#### [Task statement]
Transcribe the entries that follow, word for word.

Excerpt from a dataset:
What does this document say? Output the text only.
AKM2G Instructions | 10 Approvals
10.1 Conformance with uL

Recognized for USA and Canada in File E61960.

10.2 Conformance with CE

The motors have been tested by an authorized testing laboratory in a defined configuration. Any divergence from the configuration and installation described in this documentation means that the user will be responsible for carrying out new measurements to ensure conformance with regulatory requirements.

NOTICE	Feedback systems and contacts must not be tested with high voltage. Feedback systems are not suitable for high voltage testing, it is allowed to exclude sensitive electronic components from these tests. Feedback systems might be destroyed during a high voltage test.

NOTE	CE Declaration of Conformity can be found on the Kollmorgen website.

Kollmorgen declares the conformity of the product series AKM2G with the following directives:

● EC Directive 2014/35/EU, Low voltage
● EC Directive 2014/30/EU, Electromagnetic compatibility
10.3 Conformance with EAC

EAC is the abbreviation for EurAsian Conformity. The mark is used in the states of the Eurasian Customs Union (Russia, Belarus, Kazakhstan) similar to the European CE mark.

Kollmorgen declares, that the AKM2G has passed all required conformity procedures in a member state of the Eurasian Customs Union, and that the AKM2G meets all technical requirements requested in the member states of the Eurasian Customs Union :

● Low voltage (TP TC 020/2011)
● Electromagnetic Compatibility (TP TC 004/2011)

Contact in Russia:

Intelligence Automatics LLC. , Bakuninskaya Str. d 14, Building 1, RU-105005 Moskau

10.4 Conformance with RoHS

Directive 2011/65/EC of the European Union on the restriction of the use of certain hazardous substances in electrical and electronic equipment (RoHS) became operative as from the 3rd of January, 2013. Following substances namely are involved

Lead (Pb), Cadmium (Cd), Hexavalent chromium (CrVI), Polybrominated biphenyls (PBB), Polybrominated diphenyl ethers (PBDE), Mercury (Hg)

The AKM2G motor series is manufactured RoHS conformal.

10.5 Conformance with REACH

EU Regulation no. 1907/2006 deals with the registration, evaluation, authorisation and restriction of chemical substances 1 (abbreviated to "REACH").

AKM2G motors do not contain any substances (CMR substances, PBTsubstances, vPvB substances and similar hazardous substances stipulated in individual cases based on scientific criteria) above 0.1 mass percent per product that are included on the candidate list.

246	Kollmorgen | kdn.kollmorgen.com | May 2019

#### [The response]
What does this document say? Output the text only.
AKM2G Instructions | 10 Approvals
10.1 Conformance with uL

Recognized for USA and Canada in File E61960.

10.2 Conformance with CE

The motors have been tested by an authorized testing laboratory in a defined configuration. Any divergence from the configuration and installation described in this documentation means that the user will be responsible for carrying out new measurements to ensure conformance with regulatory requirements.

NOTICE	Feedback systems and contacts must not be tested with high voltage. Feedback systems are not suitable for high voltage testing, it is allowed to exclude sensitive electronic components from these tests. Feedback systems might be destroyed during a high voltage test.

NOTE	CE Declaration of Conformity can be found on the Kollmorgen website.

Kollmorgen declares the conformity of the product series AKM2G with the following directives:

● EC Directive 2014/35/EU, Low voltage
● EC Directive 2014/30/EU, Electromagnetic compatibility
10.3 Conformance with EAC

EAC is the abbreviation for EurAsian Conformity. The mark is used in the states of the Eurasian Customs Union (Russia, Belarus, Kazakhstan) similar to the European CE mark.

Kollmorgen declares, that the AKM2G has passed all required conformity procedures in a member state of the Eurasian Customs Union, and that the AKM2G meets all technical requirements requested in the member states of the Eurasian Customs Union :

● Low voltage (TP TC 020/2011)
● Electromagnetic Compatibility (TP TC 004/2011)

Contact in Russia:

Intelligence Automatics LLC. , Bakuninskaya Str. d 14, Building 1, RU-105005 Moskau

10.4 Conformance with RoHS

Directive 2011/65/EC of the European Union on the restriction of the use of certain hazardous substances in electrical and electronic equipment (RoHS) became operative as from the 3rd of January, 2013. Following substances namely are involved

Lead (Pb), Cadmium (Cd), Hexavalent chromium (CrVI), Polybrominated biphenyls (PBB), Polybrominated diphenyl ethers (PBDE), Mercury (Hg)

The AKM2G motor series is manufactured RoHS conformal.

10.5 Conformance with REACH

EU Regulation no. 1907/2006 deals with the registration, evaluation, authorisation and restriction of chemical substances 1 (abbreviated to "REACH").

AKM2G motors do not contain any substances (CMR substances, PBTsubstances, vPvB substances and similar hazardous substances stipulated in individual cases based on scientific criteria) above 0.1 mass percent per product that are included on the candidate list.

246	Kollmorgen | kdn.kollmorgen.com | May 2019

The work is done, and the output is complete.